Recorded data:
· · · · · · ·

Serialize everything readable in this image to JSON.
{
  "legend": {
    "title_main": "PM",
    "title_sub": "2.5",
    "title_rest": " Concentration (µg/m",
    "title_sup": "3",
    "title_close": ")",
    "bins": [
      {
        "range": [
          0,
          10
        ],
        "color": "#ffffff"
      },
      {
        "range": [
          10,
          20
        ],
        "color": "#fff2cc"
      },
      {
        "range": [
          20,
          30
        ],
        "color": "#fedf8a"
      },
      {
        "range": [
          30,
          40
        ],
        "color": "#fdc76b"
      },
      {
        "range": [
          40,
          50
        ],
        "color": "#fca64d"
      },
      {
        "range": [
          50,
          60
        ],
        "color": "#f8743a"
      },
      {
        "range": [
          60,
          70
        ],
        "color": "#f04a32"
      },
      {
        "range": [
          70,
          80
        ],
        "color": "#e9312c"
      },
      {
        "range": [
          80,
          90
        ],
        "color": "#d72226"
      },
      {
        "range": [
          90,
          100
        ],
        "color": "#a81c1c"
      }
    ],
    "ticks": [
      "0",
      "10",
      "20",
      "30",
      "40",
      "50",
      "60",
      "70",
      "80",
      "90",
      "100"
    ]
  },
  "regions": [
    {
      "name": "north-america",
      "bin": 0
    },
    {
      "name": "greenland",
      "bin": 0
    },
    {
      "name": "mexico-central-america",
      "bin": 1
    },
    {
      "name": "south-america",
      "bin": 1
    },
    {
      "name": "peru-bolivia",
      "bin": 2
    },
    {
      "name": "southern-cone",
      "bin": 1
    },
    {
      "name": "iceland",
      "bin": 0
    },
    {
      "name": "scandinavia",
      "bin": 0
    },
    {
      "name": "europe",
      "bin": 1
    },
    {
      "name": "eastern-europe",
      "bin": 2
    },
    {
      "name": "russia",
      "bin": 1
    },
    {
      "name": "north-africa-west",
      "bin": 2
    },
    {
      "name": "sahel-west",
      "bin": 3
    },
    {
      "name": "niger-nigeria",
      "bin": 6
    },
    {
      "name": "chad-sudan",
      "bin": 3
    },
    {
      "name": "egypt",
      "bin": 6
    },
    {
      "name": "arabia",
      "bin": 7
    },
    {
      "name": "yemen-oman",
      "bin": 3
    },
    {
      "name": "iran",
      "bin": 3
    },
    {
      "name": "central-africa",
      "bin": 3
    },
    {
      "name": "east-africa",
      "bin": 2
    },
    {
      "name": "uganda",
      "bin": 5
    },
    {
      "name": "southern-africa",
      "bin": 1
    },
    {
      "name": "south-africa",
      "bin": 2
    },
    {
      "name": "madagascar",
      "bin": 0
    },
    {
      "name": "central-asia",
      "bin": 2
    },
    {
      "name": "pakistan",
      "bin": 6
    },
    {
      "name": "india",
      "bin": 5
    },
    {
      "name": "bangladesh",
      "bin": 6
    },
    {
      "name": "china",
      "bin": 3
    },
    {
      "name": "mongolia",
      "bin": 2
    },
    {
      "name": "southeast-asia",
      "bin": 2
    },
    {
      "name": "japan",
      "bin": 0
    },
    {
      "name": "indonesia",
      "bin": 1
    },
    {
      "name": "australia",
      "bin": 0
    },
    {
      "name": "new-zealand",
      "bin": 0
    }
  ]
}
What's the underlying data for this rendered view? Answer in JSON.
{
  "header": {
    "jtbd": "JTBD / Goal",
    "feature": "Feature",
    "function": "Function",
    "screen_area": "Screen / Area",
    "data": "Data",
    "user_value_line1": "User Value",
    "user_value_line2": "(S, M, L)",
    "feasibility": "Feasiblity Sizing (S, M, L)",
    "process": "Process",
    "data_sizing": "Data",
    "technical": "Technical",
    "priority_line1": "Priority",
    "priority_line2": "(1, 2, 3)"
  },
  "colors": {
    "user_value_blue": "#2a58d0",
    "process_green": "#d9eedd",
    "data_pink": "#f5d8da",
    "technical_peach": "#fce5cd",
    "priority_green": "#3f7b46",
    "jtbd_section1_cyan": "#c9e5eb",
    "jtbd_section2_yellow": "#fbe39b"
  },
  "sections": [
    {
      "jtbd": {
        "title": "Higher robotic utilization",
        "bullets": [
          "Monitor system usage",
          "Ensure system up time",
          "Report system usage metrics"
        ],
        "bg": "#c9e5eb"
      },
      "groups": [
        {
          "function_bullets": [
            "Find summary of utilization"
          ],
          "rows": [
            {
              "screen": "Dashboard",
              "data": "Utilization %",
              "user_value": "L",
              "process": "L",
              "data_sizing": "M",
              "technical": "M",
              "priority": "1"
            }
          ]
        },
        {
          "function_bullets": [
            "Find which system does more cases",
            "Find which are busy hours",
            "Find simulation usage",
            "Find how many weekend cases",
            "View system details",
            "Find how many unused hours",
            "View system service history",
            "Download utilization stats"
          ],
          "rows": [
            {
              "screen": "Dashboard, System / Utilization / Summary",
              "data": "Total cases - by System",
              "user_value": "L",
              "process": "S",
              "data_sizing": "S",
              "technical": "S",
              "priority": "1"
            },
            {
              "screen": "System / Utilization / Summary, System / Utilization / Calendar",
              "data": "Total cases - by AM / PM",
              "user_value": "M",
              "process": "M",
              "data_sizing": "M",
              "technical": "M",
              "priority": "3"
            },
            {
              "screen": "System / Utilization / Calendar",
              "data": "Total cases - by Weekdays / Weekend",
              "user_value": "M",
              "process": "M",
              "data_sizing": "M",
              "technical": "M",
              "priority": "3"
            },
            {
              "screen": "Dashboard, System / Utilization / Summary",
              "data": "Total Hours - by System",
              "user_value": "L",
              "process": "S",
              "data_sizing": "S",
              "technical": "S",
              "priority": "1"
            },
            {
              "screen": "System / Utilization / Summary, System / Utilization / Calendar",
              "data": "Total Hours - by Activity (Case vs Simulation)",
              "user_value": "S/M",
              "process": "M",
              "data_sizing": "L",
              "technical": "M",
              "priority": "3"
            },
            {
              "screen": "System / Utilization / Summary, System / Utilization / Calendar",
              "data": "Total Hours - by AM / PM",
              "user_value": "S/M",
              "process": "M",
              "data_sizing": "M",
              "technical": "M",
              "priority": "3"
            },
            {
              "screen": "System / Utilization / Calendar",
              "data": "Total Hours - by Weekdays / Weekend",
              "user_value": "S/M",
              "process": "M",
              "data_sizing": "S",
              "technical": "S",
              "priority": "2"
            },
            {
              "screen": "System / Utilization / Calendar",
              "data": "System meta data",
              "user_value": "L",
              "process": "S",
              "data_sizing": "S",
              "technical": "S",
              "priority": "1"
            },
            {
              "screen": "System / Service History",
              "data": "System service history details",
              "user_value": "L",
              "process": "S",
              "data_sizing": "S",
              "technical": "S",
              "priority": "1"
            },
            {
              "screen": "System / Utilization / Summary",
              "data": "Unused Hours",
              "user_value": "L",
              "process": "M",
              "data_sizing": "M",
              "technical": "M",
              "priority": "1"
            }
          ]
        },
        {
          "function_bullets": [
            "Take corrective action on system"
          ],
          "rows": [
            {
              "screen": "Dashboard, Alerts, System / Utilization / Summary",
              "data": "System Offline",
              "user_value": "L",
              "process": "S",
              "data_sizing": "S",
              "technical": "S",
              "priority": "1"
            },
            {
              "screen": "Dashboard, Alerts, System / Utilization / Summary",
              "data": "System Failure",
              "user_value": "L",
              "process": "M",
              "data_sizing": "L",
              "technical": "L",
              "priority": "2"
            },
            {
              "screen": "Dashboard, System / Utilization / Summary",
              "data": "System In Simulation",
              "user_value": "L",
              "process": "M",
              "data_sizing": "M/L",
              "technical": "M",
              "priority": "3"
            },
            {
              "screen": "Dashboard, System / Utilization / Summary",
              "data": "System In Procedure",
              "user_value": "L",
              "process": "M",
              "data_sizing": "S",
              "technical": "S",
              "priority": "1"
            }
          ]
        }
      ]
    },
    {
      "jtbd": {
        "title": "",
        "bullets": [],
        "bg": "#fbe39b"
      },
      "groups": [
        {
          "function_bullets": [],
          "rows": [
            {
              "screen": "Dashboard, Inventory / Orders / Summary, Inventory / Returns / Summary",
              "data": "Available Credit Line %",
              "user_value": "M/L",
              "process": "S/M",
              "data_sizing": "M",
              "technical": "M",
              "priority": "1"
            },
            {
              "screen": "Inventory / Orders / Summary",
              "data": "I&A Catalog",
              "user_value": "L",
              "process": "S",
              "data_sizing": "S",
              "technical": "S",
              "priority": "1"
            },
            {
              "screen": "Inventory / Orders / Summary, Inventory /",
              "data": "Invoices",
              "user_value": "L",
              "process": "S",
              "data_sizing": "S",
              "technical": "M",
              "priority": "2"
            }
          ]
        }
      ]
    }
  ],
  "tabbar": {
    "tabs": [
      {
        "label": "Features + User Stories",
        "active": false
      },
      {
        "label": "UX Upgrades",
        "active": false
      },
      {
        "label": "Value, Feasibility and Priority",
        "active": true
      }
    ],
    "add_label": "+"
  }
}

· · · · · · ·

Brief:
Tell how many lines above contain the word "Find". Give the number alone.

The reply:
6